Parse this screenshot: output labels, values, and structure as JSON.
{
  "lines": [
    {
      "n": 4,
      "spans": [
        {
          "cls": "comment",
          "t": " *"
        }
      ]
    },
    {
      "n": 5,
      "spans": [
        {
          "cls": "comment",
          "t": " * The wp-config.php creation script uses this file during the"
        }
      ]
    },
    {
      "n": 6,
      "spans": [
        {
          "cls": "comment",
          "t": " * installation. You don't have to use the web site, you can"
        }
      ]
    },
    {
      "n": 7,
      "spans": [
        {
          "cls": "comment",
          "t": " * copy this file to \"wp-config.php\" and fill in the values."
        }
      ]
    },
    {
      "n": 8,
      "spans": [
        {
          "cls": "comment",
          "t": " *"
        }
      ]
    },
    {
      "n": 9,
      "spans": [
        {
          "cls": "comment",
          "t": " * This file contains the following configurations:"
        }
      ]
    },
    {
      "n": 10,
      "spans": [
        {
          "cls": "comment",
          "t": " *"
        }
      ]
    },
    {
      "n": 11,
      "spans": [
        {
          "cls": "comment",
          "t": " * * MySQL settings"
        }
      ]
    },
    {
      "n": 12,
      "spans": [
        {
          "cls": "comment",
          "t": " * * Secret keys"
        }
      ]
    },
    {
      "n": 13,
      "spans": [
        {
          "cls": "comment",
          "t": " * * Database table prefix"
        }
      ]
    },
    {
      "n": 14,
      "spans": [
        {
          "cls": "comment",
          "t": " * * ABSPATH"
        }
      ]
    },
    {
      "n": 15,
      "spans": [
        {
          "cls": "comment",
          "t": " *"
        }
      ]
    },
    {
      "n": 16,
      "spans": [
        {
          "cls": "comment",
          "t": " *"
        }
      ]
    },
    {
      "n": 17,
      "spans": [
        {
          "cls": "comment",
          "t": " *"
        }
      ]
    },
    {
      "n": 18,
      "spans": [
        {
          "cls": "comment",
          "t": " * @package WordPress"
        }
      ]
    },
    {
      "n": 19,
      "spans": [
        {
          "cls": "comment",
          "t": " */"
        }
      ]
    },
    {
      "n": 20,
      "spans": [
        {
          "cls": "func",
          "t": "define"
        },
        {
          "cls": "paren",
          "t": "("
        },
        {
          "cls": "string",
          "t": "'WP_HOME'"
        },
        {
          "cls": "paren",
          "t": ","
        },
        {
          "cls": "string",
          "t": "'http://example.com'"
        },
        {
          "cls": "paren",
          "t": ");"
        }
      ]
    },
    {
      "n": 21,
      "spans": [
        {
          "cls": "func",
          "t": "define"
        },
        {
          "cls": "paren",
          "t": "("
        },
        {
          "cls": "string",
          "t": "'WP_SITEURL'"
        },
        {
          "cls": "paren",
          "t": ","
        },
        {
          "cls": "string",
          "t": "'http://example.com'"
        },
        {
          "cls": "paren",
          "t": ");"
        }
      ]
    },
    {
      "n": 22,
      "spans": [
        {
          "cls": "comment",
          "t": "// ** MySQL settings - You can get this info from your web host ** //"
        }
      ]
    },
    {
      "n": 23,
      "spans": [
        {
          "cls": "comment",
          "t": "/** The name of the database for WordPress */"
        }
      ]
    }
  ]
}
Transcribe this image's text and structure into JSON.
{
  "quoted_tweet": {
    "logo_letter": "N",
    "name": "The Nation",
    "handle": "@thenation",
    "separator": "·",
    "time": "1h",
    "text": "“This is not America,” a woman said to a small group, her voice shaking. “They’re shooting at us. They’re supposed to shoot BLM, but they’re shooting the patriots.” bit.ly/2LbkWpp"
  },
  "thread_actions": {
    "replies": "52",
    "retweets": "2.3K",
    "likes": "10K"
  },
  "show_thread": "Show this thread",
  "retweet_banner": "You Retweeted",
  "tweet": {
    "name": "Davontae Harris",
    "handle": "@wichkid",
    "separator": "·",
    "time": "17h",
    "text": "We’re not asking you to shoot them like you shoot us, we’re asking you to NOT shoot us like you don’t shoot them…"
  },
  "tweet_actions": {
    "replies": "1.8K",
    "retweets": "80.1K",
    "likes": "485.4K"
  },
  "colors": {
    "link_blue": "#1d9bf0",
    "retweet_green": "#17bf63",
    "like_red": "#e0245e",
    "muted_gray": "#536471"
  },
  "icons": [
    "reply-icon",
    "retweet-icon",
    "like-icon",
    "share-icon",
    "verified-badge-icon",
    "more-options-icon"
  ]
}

What you should do | Reproduce the records above exactly.

Response to this exercise |
Parse this screenshot: output labels, values, and structure as JSON.
{
  "lines": [
    {
      "n": 4,
      "spans": [
        {
          "cls": "comment",
          "t": " *"
        }
      ]
    },
    {
      "n": 5,
      "spans": [
        {
          "cls": "comment",
          "t": " * The wp-config.php creation script uses this file during the"
        }
      ]
    },
    {
      "n": 6,
      "spans": [
        {
          "cls": "comment",
          "t": " * installation. You don't have to use the web site, you can"
        }
      ]
    },
    {
      "n": 7,
      "spans": [
        {
          "cls": "comment",
          "t": " * copy this file to \"wp-config.php\" and fill in the values."
        }
      ]
    },
    {
      "n": 8,
      "spans": [
        {
          "cls": "comment",
          "t": " *"
        }
      ]
    },
    {
      "n": 9,
      "spans": [
        {
          "cls": "comment",
          "t": " * This file contains the following configurations:"
        }
      ]
    },
    {
      "n": 10,
      "spans": [
        {
          "cls": "comment",
          "t": " *"
        }
      ]
    },
    {
      "n": 11,
      "spans": [
        {
          "cls": "comment",
          "t": " * * MySQL settings"
        }
      ]
    },
    {
      "n": 12,
      "spans": [
        {
          "cls": "comment",
          "t": " * * Secret keys"
        }
      ]
    },
    {
      "n": 13,
      "spans": [
        {
          "cls": "comment",
          "t": " * * Database table prefix"
        }
      ]
    },
    {
      "n": 14,
      "spans": [
        {
          "cls": "comment",
          "t": " * * ABSPATH"
        }
      ]
    },
    {
      "n": 15,
      "spans": [
        {
          "cls": "comment",
          "t": " *"
        }
      ]
    },
    {
      "n": 16,
      "spans": [
        {
          "cls": "comment",
          "t": " *"
        }
      ]
    },
    {
      "n": 17,
      "spans": [
        {
          "cls": "comment",
          "t": " *"
        }
      ]
    },
    {
      "n": 18,
      "spans": [
        {
          "cls": "comment",
          "t": " * @package WordPress"
        }
      ]
    },
    {
      "n": 19,
      "spans": [
        {
          "cls": "comment",
          "t": " */"
        }
      ]
    },
    {
      "n": 20,
      "spans": [
        {
          "cls": "func",
          "t": "define"
        },
        {
          "cls": "paren",
          "t": "("
        },
        {
          "cls": "string",
          "t": "'WP_HOME'"
        },
        {
          "cls": "paren",
          "t": ","
        },
        {
          "cls": "string",
          "t": "'http://example.com'"
        },
        {
          "cls": "paren",
          "t": ");"
        }
      ]
    },
    {
      "n": 21,
      "spans": [
        {
          "cls": "func",
          "t": "define"
        },
        {
          "cls": "paren",
          "t": "("
        },
        {
          "cls": "string",
          "t": "'WP_SITEURL'"
        },
        {
          "cls": "paren",
          "t": ","
        },
        {
          "cls": "string",
          "t": "'http://example.com'"
        },
        {
          "cls": "paren",
          "t": ");"
        }
      ]
    },
    {
      "n": 22,
      "spans": [
        {
          "cls": "comment",
          "t": "// ** MySQL settings - You can get this info from your web host ** //"
        }
      ]
    },
    {
      "n": 23,
      "spans": [
        {
          "cls": "comment",
          "t": "/** The name of the database for WordPress */"
        }
      ]
    }
  ]
}
Transcribe this image's text and structure into JSON.
{
  "quoted_tweet": {
    "logo_letter": "N",
    "name": "The Nation",
    "handle": "@thenation",
    "separator": "·",
    "time": "1h",
    "text": "“This is not America,” a woman said to a small group, her voice shaking. “They’re shooting at us. They’re supposed to shoot BLM, but they’re shooting the patriots.” bit.ly/2LbkWpp"
  },
  "thread_actions": {
    "replies": "52",
    "retweets": "2.3K",
    "likes": "10K"
  },
  "show_thread": "Show this thread",
  "retweet_banner": "You Retweeted",
  "tweet": {
    "name": "Davontae Harris",
    "handle": "@wichkid",
    "separator": "·",
    "time": "17h",
    "text": "We’re not asking you to shoot them like you shoot us, we’re asking you to NOT shoot us like you don’t shoot them…"
  },
  "tweet_actions": {
    "replies": "1.8K",
    "retweets": "80.1K",
    "likes": "485.4K"
  },
  "colors": {
    "link_blue": "#1d9bf0",
    "retweet_green": "#17bf63",
    "like_red": "#e0245e",
    "muted_gray": "#536471"
  },
  "icons": [
    "reply-icon",
    "retweet-icon",
    "like-icon",
    "share-icon",
    "verified-badge-icon",
    "more-options-icon"
  ]
}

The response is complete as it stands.